Return each line that holds the word "三特四甲".

### Given data
▶
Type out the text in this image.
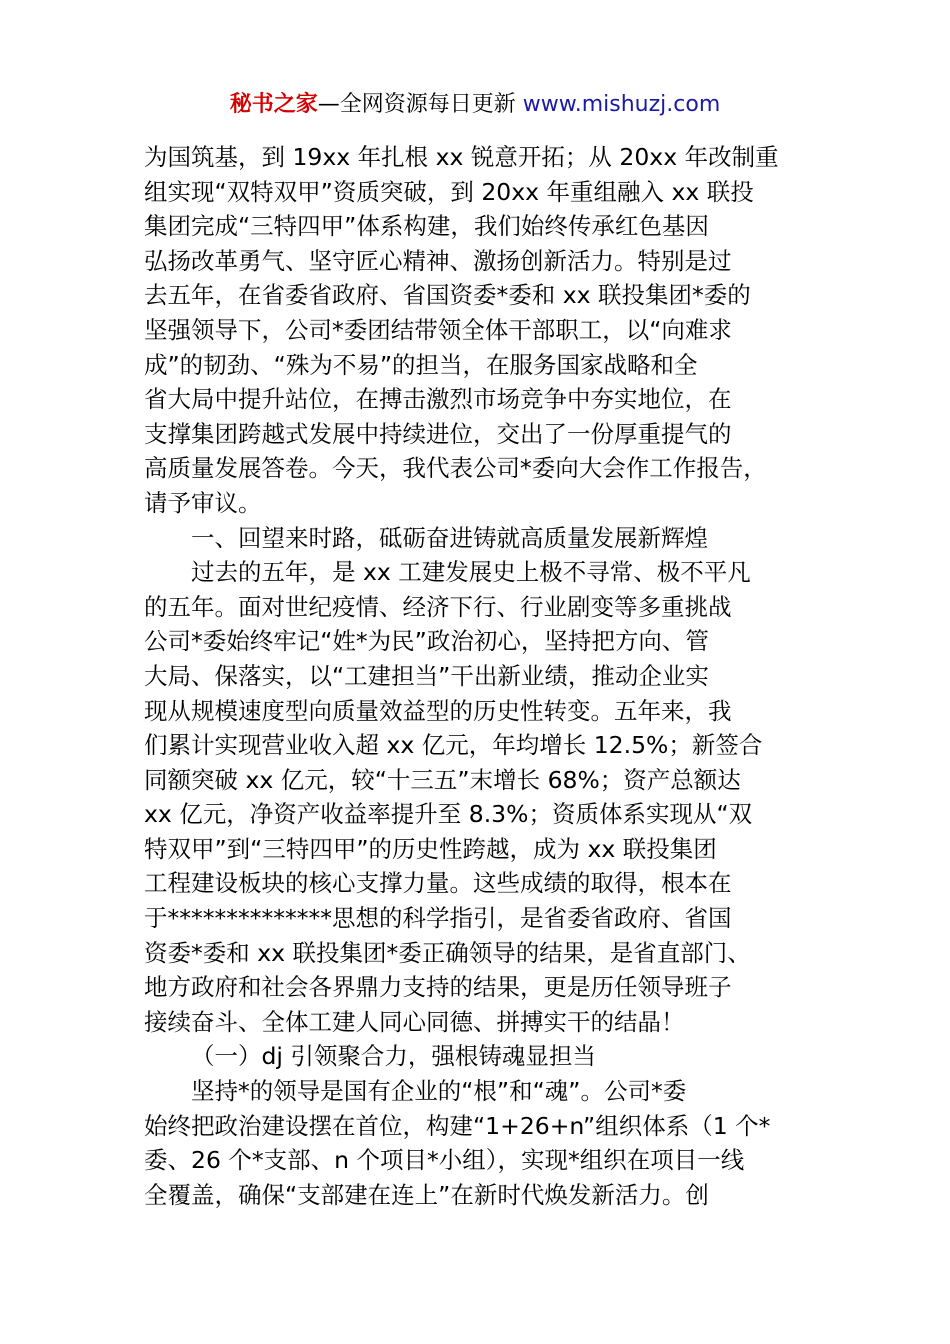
秘书之家—全网资源每日更新 www.mishuzj.com
为国筑基，到 19xx 年扎根 xx 锐意开拓；从 20xx 年改制重
组实现“双特双甲”资质突破，到 20xx 年重组融入 xx 联投
集团完成“三特四甲”体系构建，我们始终传承红色基因
弘扬改革勇气、坚守匠心精神、激扬创新活力。特别是过
去五年，在省委省政府、省国资委*委和 xx 联投集团*委的
坚强领导下，公司*委团结带领全体干部职工，以“向难求
成”的韧劲、“殊为不易”的担当，在服务国家战略和全
省大局中提升站位，在搏击激烈市场竞争中夯实地位，在
支撑集团跨越式发展中持续进位，交出了一份厚重提气的
高质量发展答卷。今天，我代表公司*委向大会作工作报告，
请予审议。
一、回望来时路，砥砺奋进铸就高质量发展新辉煌
过去的五年，是 xx 工建发展史上极不寻常、极不平凡
的五年。面对世纪疫情、经济下行、行业剧变等多重挑战
公司*委始终牢记“姓*为民”政治初心，坚持把方向、管
大局、保落实，以“工建担当”干出新业绩，推动企业实
现从规模速度型向质量效益型的历史性转变。五年来，我
们累计实现营业收入超 xx 亿元，年均增长 12.5%；新签合
同额突破 xx 亿元，较“十三五”末增长 68%；资产总额达
xx 亿元，净资产收益率提升至 8.3%；资质体系实现从“双
特双甲”到“三特四甲”的历史性跨越，成为 xx 联投集团
工程建设板块的核心支撑力量。这些成绩的取得，根本在
于**************思想的科学指引，是省委省政府、省国
资委*委和 xx 联投集团*委正确领导的结果，是省直部门、
地方政府和社会各界鼎力支持的结果，更是历任领导班子
接续奋斗、全体工建人同心同德、拼搏实干的结晶！
（一）dj 引领聚合力，强根铸魂显担当
坚持*的领导是国有企业的“根”和“魂”。公司*委
始终把政治建设摆在首位，构建“1+26+n”组织体系（1 个*
委、26 个*支部、n 个项目*小组），实现*组织在项目一线
全覆盖，确保“支部建在连上”在新时代焕发新活力。创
◀
### Output for this exercise
集团完成“三特四甲”体系构建，我们始终传承红色基因
特双甲”到“三特四甲”的历史性跨越，成为 xx 联投集团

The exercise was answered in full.